▶ [WHAT IS ASKED]: Scan the entries below and extract each line with the word "JSON" in it.

>> BEGIN DATA PROVIDED

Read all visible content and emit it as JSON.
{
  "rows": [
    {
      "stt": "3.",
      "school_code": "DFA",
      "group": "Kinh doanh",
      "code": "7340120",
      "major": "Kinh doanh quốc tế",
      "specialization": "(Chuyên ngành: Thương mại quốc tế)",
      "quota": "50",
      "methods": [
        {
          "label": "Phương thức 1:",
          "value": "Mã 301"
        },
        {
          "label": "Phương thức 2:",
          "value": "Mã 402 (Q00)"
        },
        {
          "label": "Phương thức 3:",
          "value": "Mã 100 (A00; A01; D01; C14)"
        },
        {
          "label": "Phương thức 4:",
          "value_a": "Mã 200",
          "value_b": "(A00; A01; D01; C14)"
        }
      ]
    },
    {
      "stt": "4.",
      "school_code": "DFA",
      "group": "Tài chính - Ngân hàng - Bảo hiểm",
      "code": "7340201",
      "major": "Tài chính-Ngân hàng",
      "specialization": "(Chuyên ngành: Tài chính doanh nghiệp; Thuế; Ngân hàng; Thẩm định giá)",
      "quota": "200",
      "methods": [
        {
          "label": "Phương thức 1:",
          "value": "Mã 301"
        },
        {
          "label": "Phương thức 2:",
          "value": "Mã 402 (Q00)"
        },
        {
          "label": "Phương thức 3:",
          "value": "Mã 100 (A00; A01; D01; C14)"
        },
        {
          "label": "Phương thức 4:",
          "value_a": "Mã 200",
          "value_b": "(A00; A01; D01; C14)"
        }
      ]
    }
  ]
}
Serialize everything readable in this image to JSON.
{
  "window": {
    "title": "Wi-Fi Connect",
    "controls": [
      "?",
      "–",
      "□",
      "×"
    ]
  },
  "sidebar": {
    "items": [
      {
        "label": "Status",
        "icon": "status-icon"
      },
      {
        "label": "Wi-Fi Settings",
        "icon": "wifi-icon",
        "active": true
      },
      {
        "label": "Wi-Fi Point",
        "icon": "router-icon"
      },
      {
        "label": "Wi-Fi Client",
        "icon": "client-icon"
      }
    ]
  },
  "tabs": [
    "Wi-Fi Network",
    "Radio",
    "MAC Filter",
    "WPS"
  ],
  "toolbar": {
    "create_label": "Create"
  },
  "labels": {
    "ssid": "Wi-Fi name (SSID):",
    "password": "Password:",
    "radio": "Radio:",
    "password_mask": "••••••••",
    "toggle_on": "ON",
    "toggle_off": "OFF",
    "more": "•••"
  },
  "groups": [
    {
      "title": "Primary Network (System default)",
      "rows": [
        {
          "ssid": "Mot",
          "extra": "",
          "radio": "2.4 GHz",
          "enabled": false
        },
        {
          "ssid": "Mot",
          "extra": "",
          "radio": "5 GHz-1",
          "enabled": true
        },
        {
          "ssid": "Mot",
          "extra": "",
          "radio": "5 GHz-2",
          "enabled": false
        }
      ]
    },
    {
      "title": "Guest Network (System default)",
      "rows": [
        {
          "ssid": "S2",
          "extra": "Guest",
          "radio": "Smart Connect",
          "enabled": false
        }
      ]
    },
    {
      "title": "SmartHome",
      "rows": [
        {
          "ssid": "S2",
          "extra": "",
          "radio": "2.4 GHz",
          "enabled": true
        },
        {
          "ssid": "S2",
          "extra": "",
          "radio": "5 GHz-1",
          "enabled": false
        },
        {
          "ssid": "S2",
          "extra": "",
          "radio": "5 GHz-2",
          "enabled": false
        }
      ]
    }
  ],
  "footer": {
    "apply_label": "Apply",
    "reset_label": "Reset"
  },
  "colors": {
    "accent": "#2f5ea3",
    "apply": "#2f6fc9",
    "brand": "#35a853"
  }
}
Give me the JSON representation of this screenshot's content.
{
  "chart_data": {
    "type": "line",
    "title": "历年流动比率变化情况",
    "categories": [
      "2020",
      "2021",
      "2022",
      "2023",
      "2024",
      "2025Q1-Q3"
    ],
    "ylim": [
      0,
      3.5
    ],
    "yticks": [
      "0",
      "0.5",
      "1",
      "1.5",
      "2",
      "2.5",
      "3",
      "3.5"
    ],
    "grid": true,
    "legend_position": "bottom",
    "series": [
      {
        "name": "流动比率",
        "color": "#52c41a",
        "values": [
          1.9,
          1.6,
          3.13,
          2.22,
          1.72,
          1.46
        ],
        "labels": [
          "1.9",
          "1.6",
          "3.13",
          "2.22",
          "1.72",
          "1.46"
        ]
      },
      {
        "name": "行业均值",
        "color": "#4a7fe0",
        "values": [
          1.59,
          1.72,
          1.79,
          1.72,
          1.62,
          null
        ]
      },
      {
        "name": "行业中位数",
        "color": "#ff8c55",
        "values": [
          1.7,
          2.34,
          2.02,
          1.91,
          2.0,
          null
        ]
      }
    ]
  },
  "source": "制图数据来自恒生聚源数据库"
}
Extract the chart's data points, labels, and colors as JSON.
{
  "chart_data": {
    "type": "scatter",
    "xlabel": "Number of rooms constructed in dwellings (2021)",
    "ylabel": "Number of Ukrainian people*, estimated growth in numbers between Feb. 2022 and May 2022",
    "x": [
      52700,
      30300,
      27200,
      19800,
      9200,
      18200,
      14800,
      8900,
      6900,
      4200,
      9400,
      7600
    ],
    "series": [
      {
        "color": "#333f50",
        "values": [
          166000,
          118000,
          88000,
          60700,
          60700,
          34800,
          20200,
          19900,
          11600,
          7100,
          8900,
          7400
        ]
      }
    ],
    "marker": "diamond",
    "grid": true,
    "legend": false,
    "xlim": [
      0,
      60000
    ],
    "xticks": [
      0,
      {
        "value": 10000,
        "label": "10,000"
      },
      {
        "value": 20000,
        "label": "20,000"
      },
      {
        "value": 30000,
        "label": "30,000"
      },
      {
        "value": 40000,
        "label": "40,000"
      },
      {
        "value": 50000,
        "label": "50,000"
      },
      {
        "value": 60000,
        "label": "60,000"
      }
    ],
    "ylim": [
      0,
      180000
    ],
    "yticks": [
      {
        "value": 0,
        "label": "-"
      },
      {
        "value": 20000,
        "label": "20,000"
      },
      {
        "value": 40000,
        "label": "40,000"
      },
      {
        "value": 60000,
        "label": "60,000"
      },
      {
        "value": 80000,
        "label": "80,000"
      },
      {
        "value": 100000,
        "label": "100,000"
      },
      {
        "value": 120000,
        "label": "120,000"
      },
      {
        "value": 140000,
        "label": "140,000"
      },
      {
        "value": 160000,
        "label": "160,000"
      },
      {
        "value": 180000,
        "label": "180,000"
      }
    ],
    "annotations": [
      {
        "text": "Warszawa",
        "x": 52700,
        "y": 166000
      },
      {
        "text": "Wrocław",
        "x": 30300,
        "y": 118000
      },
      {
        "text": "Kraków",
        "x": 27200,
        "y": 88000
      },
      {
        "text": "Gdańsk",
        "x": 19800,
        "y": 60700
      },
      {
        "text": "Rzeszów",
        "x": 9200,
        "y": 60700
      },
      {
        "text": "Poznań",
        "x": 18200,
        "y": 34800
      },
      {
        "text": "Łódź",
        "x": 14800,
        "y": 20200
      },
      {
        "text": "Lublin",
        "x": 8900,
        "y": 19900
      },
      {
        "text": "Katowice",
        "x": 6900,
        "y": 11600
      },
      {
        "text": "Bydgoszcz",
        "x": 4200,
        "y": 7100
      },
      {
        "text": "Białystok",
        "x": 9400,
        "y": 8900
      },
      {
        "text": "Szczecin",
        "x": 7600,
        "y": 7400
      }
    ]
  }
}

>> END DATA PROVIDED

▶ [RESULT FOR THIS TASK]:
Read all visible content and emit it as JSON.
Serialize everything readable in this image to JSON.
Give me the JSON representation of this screenshot's content.
Extract the chart's data points, labels, and colors as JSON.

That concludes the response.